### [DIRECTION]
Set down every entry word for word. Omit the pictures.

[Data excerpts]
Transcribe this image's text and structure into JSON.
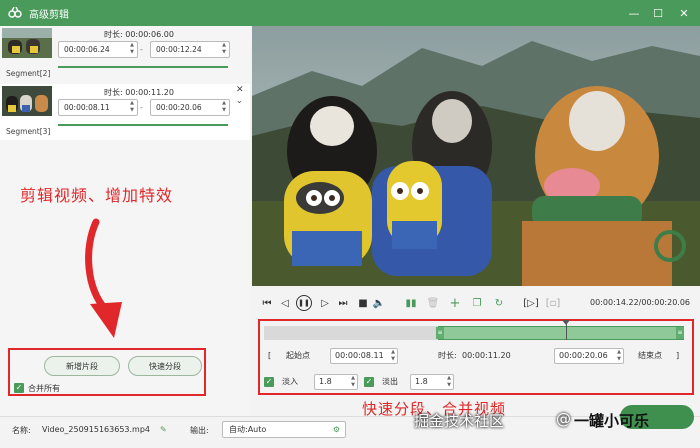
{
  "window": {
    "title": "高级剪辑",
    "min": "—",
    "max": "☐",
    "close": "✕"
  },
  "segments": [
    {
      "label": "Segment[2]",
      "duration_label": "时长:",
      "duration": "00:00:06.00",
      "start": "00:00:06.24",
      "end": "00:00:12.24",
      "dash": "-",
      "progress": 1.0
    },
    {
      "label": "Segment[3]",
      "duration_label": "时长:",
      "duration": "00:00:11.20",
      "start": "00:00:08.11",
      "end": "00:00:20.06",
      "dash": "-",
      "progress": 1.0
    }
  ],
  "annotations": {
    "top": "剪辑视频、增加特效",
    "bottom": "快速分段、合并视频"
  },
  "left_buttons": {
    "add_segment": "新增片段",
    "quick_split": "快速分段",
    "merge_all": "合并所有"
  },
  "playback": {
    "time_readout": "00:00:14.22/00:00:20.06"
  },
  "timeline": {
    "start_label": "起始点",
    "start_value": "00:00:08.11",
    "duration_label": "时长:",
    "duration_value": "00:00:11.20",
    "end_value": "00:00:20.06",
    "end_label": "结束点",
    "bracket_open": "[",
    "bracket_close": "]",
    "selection_start": 0.415,
    "selection_end": 1.0,
    "playhead": 0.72
  },
  "fade": {
    "fade_in_label": "淡入",
    "fade_in_value": "1.8",
    "fade_out_label": "淡出",
    "fade_out_value": "1.8"
  },
  "bottom": {
    "name_label": "名称:",
    "name_value": "Video_250915163653.mp4",
    "output_label": "输出:",
    "output_value": "自动:Auto"
  },
  "watermark": {
    "part1": "掘金技术社区",
    "part2": "@",
    "part3": "一罐小可乐"
  },
  "colors": {
    "accent": "#4a9a5b",
    "annotation": "#e0282a"
  }
}
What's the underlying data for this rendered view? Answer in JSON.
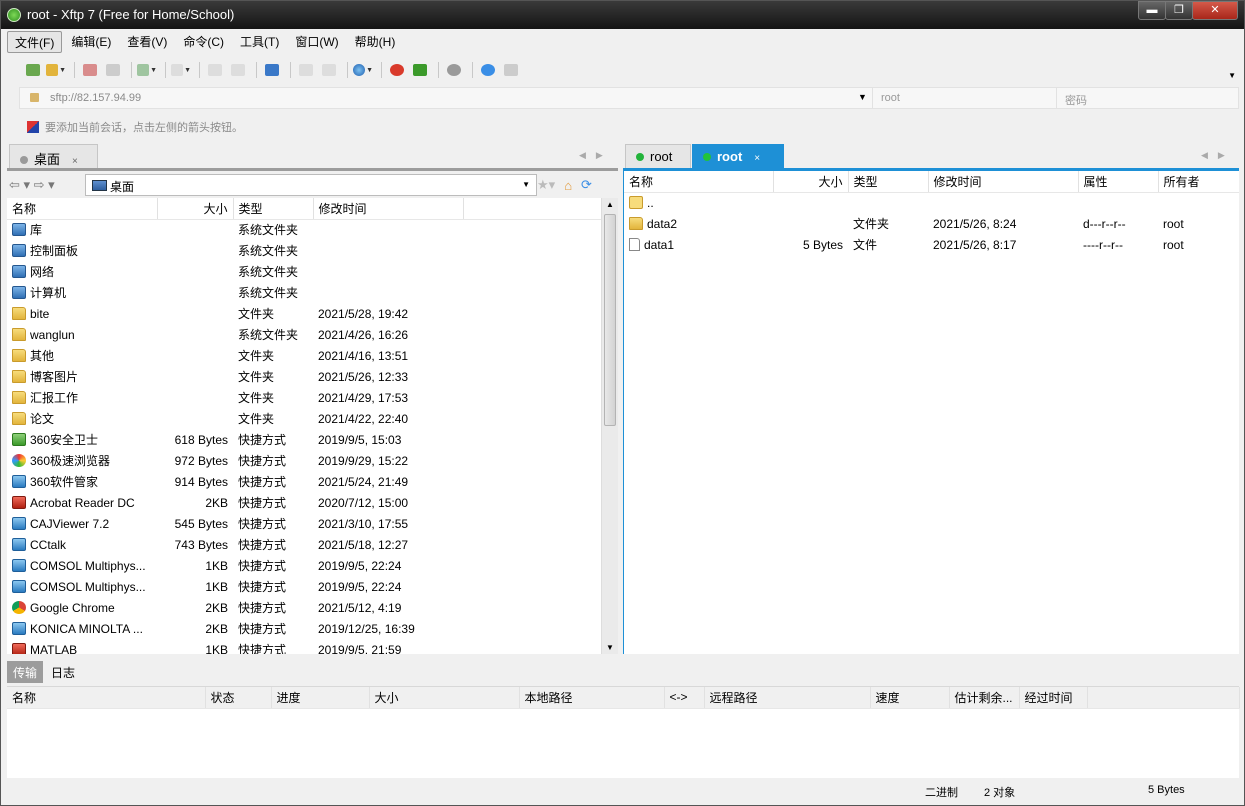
{
  "window": {
    "title": "root - Xftp 7 (Free for Home/School)",
    "minimize": "▬",
    "maximize": "❐",
    "close": "✕"
  },
  "menu": [
    "文件(F)",
    "编辑(E)",
    "查看(V)",
    "命令(C)",
    "工具(T)",
    "窗口(W)",
    "帮助(H)"
  ],
  "address": {
    "url": "sftp://82.157.94.99",
    "user_placeholder": "root",
    "pass_placeholder": "密码"
  },
  "hint": "要添加当前会话，点击左侧的箭头按钮。",
  "local": {
    "tab_label": "桌面",
    "tab_close": "×",
    "path": "桌面",
    "columns": [
      "名称",
      "大小",
      "类型",
      "修改时间"
    ],
    "rows": [
      {
        "icon": "library-icon",
        "name": "库",
        "size": "",
        "type": "系统文件夹",
        "mtime": ""
      },
      {
        "icon": "control-panel-icon",
        "name": "控制面板",
        "size": "",
        "type": "系统文件夹",
        "mtime": ""
      },
      {
        "icon": "network-icon",
        "name": "网络",
        "size": "",
        "type": "系统文件夹",
        "mtime": ""
      },
      {
        "icon": "computer-icon",
        "name": "计算机",
        "size": "",
        "type": "系统文件夹",
        "mtime": ""
      },
      {
        "icon": "folder-icon",
        "name": "bite",
        "size": "",
        "type": "文件夹",
        "mtime": "2021/5/28, 19:42"
      },
      {
        "icon": "user-folder-icon",
        "name": "wanglun",
        "size": "",
        "type": "系统文件夹",
        "mtime": "2021/4/26, 16:26"
      },
      {
        "icon": "folder-icon",
        "name": "其他",
        "size": "",
        "type": "文件夹",
        "mtime": "2021/4/16, 13:51"
      },
      {
        "icon": "folder-icon",
        "name": "博客图片",
        "size": "",
        "type": "文件夹",
        "mtime": "2021/5/26, 12:33"
      },
      {
        "icon": "folder-icon",
        "name": "汇报工作",
        "size": "",
        "type": "文件夹",
        "mtime": "2021/4/29, 17:53"
      },
      {
        "icon": "folder-icon",
        "name": "论文",
        "size": "",
        "type": "文件夹",
        "mtime": "2021/4/22, 22:40"
      },
      {
        "icon": "360-icon",
        "name": "360安全卫士",
        "size": "618 Bytes",
        "type": "快捷方式",
        "mtime": "2019/9/5, 15:03"
      },
      {
        "icon": "browser-icon",
        "name": "360极速浏览器",
        "size": "972 Bytes",
        "type": "快捷方式",
        "mtime": "2019/9/29, 15:22"
      },
      {
        "icon": "360-soft-icon",
        "name": "360软件管家",
        "size": "914 Bytes",
        "type": "快捷方式",
        "mtime": "2021/5/24, 21:49"
      },
      {
        "icon": "acrobat-icon",
        "name": "Acrobat Reader DC",
        "size": "2KB",
        "type": "快捷方式",
        "mtime": "2020/7/12, 15:00"
      },
      {
        "icon": "caj-icon",
        "name": "CAJViewer 7.2",
        "size": "545 Bytes",
        "type": "快捷方式",
        "mtime": "2021/3/10, 17:55"
      },
      {
        "icon": "cctalk-icon",
        "name": "CCtalk",
        "size": "743 Bytes",
        "type": "快捷方式",
        "mtime": "2021/5/18, 12:27"
      },
      {
        "icon": "comsol-icon",
        "name": "COMSOL Multiphys...",
        "size": "1KB",
        "type": "快捷方式",
        "mtime": "2019/9/5, 22:24"
      },
      {
        "icon": "comsol-icon",
        "name": "COMSOL Multiphys...",
        "size": "1KB",
        "type": "快捷方式",
        "mtime": "2019/9/5, 22:24"
      },
      {
        "icon": "chrome-icon",
        "name": "Google Chrome",
        "size": "2KB",
        "type": "快捷方式",
        "mtime": "2021/5/12, 4:19"
      },
      {
        "icon": "konica-icon",
        "name": "KONICA MINOLTA ...",
        "size": "2KB",
        "type": "快捷方式",
        "mtime": "2019/12/25, 16:39"
      },
      {
        "icon": "matlab-icon",
        "name": "MATLAB",
        "size": "1KB",
        "type": "快捷方式",
        "mtime": "2019/9/5, 21:59"
      }
    ]
  },
  "remote": {
    "tabs": [
      {
        "label": "root"
      },
      {
        "label": "root",
        "close": "×"
      }
    ],
    "columns": [
      "名称",
      "大小",
      "类型",
      "修改时间",
      "属性",
      "所有者"
    ],
    "rows": [
      {
        "icon": "parent-folder-icon",
        "name": "..",
        "size": "",
        "type": "",
        "mtime": "",
        "attr": "",
        "owner": ""
      },
      {
        "icon": "folder-icon",
        "name": "data2",
        "size": "",
        "type": "文件夹",
        "mtime": "2021/5/26, 8:24",
        "attr": "d---r--r--",
        "owner": "root"
      },
      {
        "icon": "file-icon",
        "name": "data1",
        "size": "5 Bytes",
        "type": "文件",
        "mtime": "2021/5/26, 8:17",
        "attr": "----r--r--",
        "owner": "root"
      }
    ]
  },
  "bottom": {
    "tabs": [
      "传输",
      "日志"
    ],
    "columns": [
      "名称",
      "状态",
      "进度",
      "大小",
      "本地路径",
      "<->",
      "远程路径",
      "速度",
      "估计剩余...",
      "经过时间"
    ]
  },
  "status": {
    "mode": "二进制",
    "objects": "2 对象",
    "size": "5 Bytes"
  }
}
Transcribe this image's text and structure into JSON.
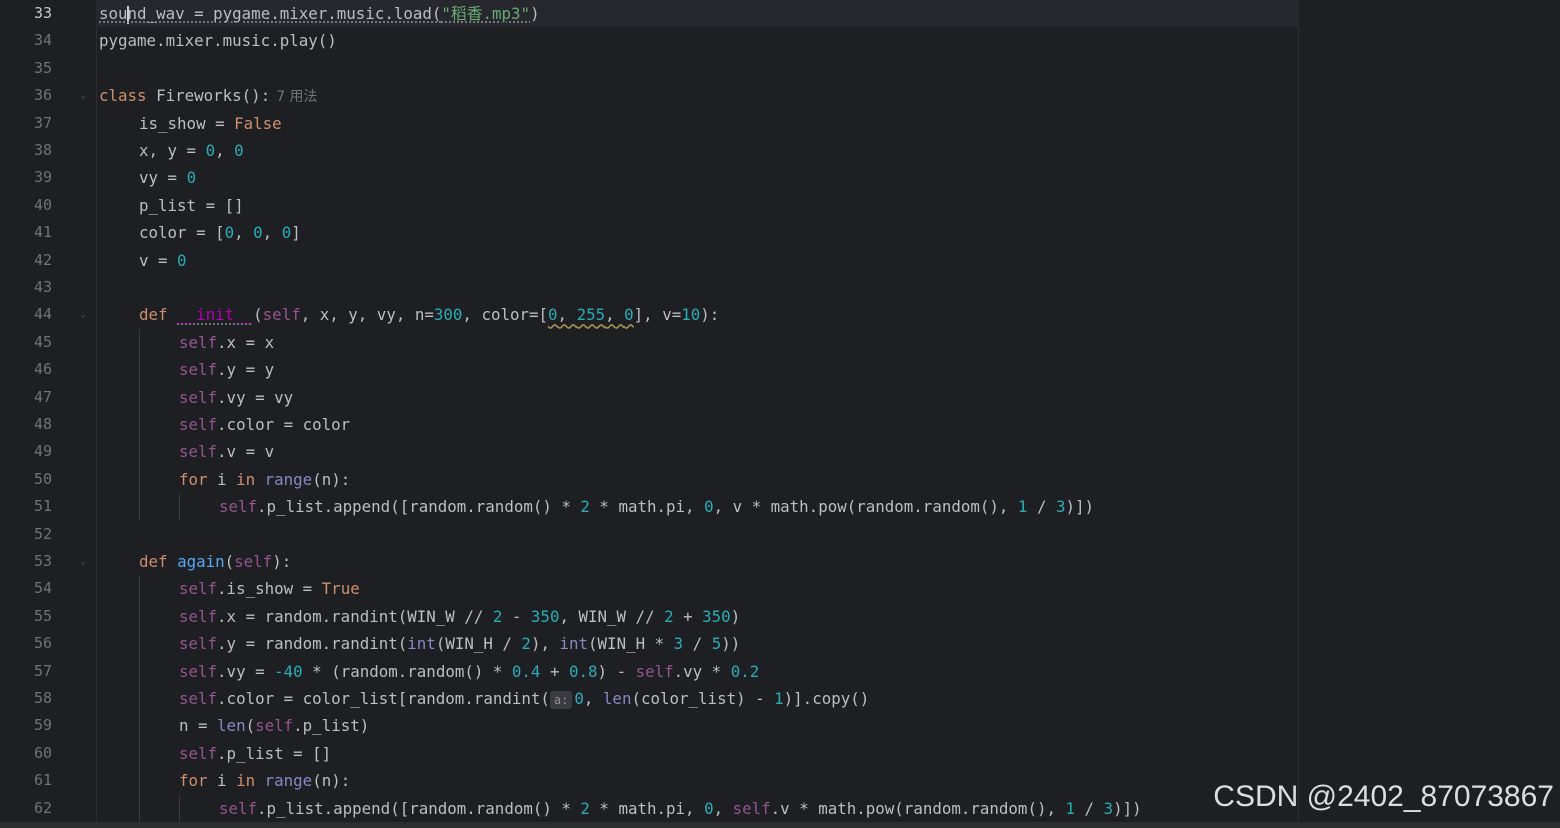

### [EXERCISE ANSWER]
Transcribe this image's text and structure into JSON.
{
  "window": {
    "title": "高级剪辑",
    "min": "—",
    "max": "☐",
    "close": "✕"
  },
  "segments": [
    {
      "label": "Segment[2]",
      "duration_label": "时长:",
      "duration": "00:00:06.00",
      "start": "00:00:06.24",
      "end": "00:00:12.24",
      "dash": "-",
      "progress": 1.0
    },
    {
      "label": "Segment[3]",
      "duration_label": "时长:",
      "duration": "00:00:11.20",
      "start": "00:00:08.11",
      "end": "00:00:20.06",
      "dash": "-",
      "progress": 1.0
    }
  ],
  "annotations": {
    "top": "剪辑视频、增加特效",
    "bottom": "快速分段、合并视频"
  },
  "left_buttons": {
    "add_segment": "新增片段",
    "quick_split": "快速分段",
    "merge_all": "合并所有"
  },
  "playback": {
    "time_readout": "00:00:14.22/00:00:20.06"
  },
  "timeline": {
    "start_label": "起始点",
    "start_value": "00:00:08.11",
    "duration_label": "时长:",
    "duration_value": "00:00:11.20",
    "end_value": "00:00:20.06",
    "end_label": "结束点",
    "bracket_open": "[",
    "bracket_close": "]",
    "selection_start": 0.415,
    "selection_end": 1.0,
    "playhead": 0.72
  },
  "fade": {
    "fade_in_label": "淡入",
    "fade_in_value": "1.8",
    "fade_out_label": "淡出",
    "fade_out_value": "1.8"
  },
  "bottom": {
    "name_label": "名称:",
    "name_value": "Video_250915163653.mp4",
    "output_label": "输出:",
    "output_value": "自动:Auto"
  },
  "watermark": {
    "part1": "掘金技术社区",
    "part2": "@",
    "part3": "一罐小可乐"
  },
  "colors": {
    "accent": "#4a9a5b",
    "annotation": "#e0282a"
  }
}
What's the underlying data for this rendered view? Answer in JSON.
{
  "window": {
    "title": "root - Xftp 7 (Free for Home/School)",
    "minimize": "▬",
    "maximize": "❐",
    "close": "✕"
  },
  "menu": [
    "文件(F)",
    "编辑(E)",
    "查看(V)",
    "命令(C)",
    "工具(T)",
    "窗口(W)",
    "帮助(H)"
  ],
  "address": {
    "url": "sftp://82.157.94.99",
    "user_placeholder": "root",
    "pass_placeholder": "密码"
  },
  "hint": "要添加当前会话，点击左侧的箭头按钮。",
  "local": {
    "tab_label": "桌面",
    "tab_close": "×",
    "path": "桌面",
    "columns": [
      "名称",
      "大小",
      "类型",
      "修改时间"
    ],
    "rows": [
      {
        "icon": "library-icon",
        "name": "库",
        "size": "",
        "type": "系统文件夹",
        "mtime": ""
      },
      {
        "icon": "control-panel-icon",
        "name": "控制面板",
        "size": "",
        "type": "系统文件夹",
        "mtime": ""
      },
      {
        "icon": "network-icon",
        "name": "网络",
        "size": "",
        "type": "系统文件夹",
        "mtime": ""
      },
      {
        "icon": "computer-icon",
        "name": "计算机",
        "size": "",
        "type": "系统文件夹",
        "mtime": ""
      },
      {
        "icon": "folder-icon",
        "name": "bite",
        "size": "",
        "type": "文件夹",
        "mtime": "2021/5/28, 19:42"
      },
      {
        "icon": "user-folder-icon",
        "name": "wanglun",
        "size": "",
        "type": "系统文件夹",
        "mtime": "2021/4/26, 16:26"
      },
      {
        "icon": "folder-icon",
        "name": "其他",
        "size": "",
        "type": "文件夹",
        "mtime": "2021/4/16, 13:51"
      },
      {
        "icon": "folder-icon",
        "name": "博客图片",
        "size": "",
        "type": "文件夹",
        "mtime": "2021/5/26, 12:33"
      },
      {
        "icon": "folder-icon",
        "name": "汇报工作",
        "size": "",
        "type": "文件夹",
        "mtime": "2021/4/29, 17:53"
      },
      {
        "icon": "folder-icon",
        "name": "论文",
        "size": "",
        "type": "文件夹",
        "mtime": "2021/4/22, 22:40"
      },
      {
        "icon": "360-icon",
        "name": "360安全卫士",
        "size": "618 Bytes",
        "type": "快捷方式",
        "mtime": "2019/9/5, 15:03"
      },
      {
        "icon": "browser-icon",
        "name": "360极速浏览器",
        "size": "972 Bytes",
        "type": "快捷方式",
        "mtime": "2019/9/29, 15:22"
      },
      {
        "icon": "360-soft-icon",
        "name": "360软件管家",
        "size": "914 Bytes",
        "type": "快捷方式",
        "mtime": "2021/5/24, 21:49"
      },
      {
        "icon": "acrobat-icon",
        "name": "Acrobat Reader DC",
        "size": "2KB",
        "type": "快捷方式",
        "mtime": "2020/7/12, 15:00"
      },
      {
        "icon": "caj-icon",
        "name": "CAJViewer 7.2",
        "size": "545 Bytes",
        "type": "快捷方式",
        "mtime": "2021/3/10, 17:55"
      },
      {
        "icon": "cctalk-icon",
        "name": "CCtalk",
        "size": "743 Bytes",
        "type": "快捷方式",
        "mtime": "2021/5/18, 12:27"
      },
      {
        "icon": "comsol-icon",
        "name": "COMSOL Multiphys...",
        "size": "1KB",
        "type": "快捷方式",
        "mtime": "2019/9/5, 22:24"
      },
      {
        "icon": "comsol-icon",
        "name": "COMSOL Multiphys...",
        "size": "1KB",
        "type": "快捷方式",
        "mtime": "2019/9/5, 22:24"
      },
      {
        "icon": "chrome-icon",
        "name": "Google Chrome",
        "size": "2KB",
        "type": "快捷方式",
        "mtime": "2021/5/12, 4:19"
      },
      {
        "icon": "konica-icon",
        "name": "KONICA MINOLTA ...",
        "size": "2KB",
        "type": "快捷方式",
        "mtime": "2019/12/25, 16:39"
      },
      {
        "icon": "matlab-icon",
        "name": "MATLAB",
        "size": "1KB",
        "type": "快捷方式",
        "mtime": "2019/9/5, 21:59"
      }
    ]
  },
  "remote": {
    "tabs": [
      {
        "label": "root"
      },
      {
        "label": "root",
        "close": "×"
      }
    ],
    "columns": [
      "名称",
      "大小",
      "类型",
      "修改时间",
      "属性",
      "所有者"
    ],
    "rows": [
      {
        "icon": "parent-folder-icon",
        "name": "..",
        "size": "",
        "type": "",
        "mtime": "",
        "attr": "",
        "owner": ""
      },
      {
        "icon": "folder-icon",
        "name": "data2",
        "size": "",
        "type": "文件夹",
        "mtime": "2021/5/26, 8:24",
        "attr": "d---r--r--",
        "owner": "root"
      },
      {
        "icon": "file-icon",
        "name": "data1",
        "size": "5 Bytes",
        "type": "文件",
        "mtime": "2021/5/26, 8:17",
        "attr": "----r--r--",
        "owner": "root"
      }
    ]
  },
  "bottom": {
    "tabs": [
      "传输",
      "日志"
    ],
    "columns": [
      "名称",
      "状态",
      "进度",
      "大小",
      "本地路径",
      "<->",
      "远程路径",
      "速度",
      "估计剩余...",
      "经过时间"
    ]
  },
  "status": {
    "mode": "二进制",
    "objects": "2 对象",
    "size": "5 Bytes"
  }
}
Transcribe this image's text and structure into JSON.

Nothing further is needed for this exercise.